### Given problem
Filter the lines below, copying only those with the string "Administrator".

[Stored data]
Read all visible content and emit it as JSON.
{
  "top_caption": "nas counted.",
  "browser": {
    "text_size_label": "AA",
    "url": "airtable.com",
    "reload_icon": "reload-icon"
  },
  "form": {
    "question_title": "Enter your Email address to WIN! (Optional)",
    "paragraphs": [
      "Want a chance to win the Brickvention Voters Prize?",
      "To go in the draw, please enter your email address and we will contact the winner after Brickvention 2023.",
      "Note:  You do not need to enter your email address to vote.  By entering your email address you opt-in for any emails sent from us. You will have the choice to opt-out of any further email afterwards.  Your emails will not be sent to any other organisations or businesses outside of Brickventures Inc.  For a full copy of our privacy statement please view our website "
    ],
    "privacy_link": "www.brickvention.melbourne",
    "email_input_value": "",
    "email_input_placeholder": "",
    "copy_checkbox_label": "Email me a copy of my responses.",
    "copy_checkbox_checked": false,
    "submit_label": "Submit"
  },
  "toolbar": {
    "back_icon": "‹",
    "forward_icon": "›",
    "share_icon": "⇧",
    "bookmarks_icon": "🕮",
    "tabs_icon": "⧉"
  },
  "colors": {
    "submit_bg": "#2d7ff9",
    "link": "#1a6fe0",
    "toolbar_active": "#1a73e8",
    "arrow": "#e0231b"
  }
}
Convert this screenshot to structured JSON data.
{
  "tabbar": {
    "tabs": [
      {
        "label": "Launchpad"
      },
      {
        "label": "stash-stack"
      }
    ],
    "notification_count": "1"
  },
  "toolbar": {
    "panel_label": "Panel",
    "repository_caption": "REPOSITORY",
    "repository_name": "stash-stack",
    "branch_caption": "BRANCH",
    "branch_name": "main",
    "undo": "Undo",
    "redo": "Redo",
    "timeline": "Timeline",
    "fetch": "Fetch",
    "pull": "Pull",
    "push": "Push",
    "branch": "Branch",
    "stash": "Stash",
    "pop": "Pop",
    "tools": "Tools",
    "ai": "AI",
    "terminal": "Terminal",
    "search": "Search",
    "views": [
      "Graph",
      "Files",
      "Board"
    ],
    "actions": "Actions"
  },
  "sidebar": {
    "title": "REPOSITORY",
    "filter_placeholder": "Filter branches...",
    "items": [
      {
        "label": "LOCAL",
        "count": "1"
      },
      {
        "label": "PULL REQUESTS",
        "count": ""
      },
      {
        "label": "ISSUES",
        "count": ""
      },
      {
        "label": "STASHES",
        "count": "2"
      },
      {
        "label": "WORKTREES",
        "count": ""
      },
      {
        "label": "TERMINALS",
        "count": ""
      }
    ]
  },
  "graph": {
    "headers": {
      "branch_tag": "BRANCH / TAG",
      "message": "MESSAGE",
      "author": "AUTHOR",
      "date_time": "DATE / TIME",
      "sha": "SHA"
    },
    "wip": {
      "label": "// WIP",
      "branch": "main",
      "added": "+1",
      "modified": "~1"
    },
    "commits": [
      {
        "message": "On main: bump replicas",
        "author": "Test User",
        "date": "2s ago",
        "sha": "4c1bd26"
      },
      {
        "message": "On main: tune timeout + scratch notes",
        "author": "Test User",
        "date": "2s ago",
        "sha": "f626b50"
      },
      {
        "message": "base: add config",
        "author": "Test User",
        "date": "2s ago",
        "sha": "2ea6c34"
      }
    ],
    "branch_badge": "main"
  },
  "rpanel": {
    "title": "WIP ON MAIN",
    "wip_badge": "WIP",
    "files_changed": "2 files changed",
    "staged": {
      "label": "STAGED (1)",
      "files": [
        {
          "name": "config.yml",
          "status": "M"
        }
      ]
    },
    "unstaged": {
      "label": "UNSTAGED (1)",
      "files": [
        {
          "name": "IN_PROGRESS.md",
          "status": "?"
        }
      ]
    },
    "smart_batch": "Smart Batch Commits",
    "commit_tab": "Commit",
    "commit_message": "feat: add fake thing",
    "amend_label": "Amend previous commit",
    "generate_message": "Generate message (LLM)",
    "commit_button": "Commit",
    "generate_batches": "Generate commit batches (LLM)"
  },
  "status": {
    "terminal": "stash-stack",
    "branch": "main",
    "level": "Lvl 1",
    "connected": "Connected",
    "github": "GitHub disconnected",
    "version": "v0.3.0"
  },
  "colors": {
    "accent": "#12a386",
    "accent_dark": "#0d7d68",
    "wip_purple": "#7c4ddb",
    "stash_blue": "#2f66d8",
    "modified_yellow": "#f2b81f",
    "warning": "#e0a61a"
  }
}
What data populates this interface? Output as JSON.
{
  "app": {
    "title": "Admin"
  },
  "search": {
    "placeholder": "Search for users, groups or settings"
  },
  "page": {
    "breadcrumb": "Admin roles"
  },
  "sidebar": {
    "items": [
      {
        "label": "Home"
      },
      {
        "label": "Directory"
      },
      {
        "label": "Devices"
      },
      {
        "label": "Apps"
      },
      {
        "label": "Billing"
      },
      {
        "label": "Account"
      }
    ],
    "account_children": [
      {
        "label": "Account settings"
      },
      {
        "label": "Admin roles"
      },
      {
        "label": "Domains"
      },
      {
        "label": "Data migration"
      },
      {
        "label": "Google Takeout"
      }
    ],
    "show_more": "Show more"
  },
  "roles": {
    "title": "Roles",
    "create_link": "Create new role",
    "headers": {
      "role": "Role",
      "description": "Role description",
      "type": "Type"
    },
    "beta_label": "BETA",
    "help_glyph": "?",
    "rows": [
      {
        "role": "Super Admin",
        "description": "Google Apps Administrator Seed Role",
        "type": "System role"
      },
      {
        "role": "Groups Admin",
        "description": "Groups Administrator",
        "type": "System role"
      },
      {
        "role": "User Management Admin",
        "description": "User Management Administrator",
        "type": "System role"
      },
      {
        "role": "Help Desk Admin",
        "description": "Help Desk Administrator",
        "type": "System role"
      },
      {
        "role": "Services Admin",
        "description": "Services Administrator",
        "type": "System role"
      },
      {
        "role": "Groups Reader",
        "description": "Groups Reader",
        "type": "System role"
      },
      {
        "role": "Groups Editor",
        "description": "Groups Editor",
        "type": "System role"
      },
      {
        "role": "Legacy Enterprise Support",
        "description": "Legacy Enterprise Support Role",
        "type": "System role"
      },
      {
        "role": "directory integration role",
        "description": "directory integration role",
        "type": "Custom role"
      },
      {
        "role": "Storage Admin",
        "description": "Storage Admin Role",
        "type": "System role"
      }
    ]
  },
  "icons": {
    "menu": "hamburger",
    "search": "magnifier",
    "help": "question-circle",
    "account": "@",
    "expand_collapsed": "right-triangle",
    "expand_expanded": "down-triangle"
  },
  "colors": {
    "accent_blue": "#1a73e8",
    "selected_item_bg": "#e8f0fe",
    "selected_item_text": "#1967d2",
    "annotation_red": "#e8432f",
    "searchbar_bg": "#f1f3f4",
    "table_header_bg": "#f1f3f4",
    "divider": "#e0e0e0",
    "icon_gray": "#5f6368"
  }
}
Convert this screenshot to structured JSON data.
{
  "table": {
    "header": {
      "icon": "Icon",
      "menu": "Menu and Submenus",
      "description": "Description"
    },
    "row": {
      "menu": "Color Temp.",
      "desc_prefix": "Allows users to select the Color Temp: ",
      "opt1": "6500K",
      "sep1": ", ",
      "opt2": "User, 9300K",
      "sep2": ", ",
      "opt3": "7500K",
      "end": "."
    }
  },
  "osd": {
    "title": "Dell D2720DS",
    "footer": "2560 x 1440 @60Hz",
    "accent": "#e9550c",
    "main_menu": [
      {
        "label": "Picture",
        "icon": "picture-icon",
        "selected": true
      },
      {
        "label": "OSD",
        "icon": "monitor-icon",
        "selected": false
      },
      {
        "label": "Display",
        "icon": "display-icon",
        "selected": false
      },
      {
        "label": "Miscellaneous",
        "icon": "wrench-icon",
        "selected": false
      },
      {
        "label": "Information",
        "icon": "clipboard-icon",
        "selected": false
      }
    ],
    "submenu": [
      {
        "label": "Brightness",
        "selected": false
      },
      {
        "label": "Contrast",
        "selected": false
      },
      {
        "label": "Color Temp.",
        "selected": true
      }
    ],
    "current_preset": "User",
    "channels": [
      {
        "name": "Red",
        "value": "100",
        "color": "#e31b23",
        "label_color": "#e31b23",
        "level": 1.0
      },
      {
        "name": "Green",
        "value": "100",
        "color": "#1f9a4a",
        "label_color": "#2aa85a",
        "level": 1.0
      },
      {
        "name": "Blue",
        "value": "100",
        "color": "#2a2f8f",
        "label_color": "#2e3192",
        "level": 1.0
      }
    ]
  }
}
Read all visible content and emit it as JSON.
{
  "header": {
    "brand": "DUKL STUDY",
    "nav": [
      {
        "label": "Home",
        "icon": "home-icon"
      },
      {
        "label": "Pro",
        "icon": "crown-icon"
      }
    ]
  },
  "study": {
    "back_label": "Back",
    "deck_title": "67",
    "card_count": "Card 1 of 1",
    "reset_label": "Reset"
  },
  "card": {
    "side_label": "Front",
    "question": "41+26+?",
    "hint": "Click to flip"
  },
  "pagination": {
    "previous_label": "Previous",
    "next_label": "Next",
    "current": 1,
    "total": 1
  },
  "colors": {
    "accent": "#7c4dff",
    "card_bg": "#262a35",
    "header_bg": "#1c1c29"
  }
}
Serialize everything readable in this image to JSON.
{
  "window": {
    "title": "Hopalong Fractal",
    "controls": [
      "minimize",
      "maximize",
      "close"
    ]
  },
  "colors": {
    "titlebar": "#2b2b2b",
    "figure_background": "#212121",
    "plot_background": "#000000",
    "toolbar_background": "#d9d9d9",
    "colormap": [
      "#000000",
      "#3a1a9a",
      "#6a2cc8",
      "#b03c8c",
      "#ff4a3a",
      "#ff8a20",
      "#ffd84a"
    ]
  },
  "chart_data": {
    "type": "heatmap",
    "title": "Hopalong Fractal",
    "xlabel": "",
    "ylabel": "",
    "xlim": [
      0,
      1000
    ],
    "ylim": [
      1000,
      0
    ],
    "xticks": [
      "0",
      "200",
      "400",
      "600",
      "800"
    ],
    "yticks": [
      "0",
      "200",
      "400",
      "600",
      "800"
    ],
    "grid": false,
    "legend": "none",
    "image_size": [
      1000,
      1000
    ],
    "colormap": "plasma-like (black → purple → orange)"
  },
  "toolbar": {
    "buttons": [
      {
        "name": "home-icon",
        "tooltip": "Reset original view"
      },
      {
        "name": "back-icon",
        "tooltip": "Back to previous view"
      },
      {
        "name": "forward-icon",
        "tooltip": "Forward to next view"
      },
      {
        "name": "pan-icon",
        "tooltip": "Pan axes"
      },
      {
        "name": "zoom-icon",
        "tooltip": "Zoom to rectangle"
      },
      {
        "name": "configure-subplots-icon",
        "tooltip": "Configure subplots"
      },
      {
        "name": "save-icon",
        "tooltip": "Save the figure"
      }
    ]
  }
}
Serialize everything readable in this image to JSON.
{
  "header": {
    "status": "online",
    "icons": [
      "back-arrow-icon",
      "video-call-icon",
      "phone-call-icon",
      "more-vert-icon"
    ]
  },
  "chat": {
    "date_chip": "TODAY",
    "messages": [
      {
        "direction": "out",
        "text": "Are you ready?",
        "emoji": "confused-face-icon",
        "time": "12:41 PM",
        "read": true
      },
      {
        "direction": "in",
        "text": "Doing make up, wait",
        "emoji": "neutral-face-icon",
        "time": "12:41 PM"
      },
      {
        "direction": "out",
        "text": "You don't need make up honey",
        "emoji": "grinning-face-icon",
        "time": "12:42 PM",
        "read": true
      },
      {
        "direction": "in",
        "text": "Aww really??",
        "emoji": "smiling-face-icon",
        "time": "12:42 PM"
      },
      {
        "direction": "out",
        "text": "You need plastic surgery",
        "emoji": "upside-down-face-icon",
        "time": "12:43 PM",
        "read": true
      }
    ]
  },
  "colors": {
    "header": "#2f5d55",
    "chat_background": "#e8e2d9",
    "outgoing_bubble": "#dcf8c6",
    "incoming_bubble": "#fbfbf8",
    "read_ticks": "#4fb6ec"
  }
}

### Result for this exercise
        "description": "Google Apps Administrator Seed Role",
        "description": "Groups Administrator",
        "description": "User Management Administrator",
        "description": "Help Desk Administrator",
        "description": "Services Administrator",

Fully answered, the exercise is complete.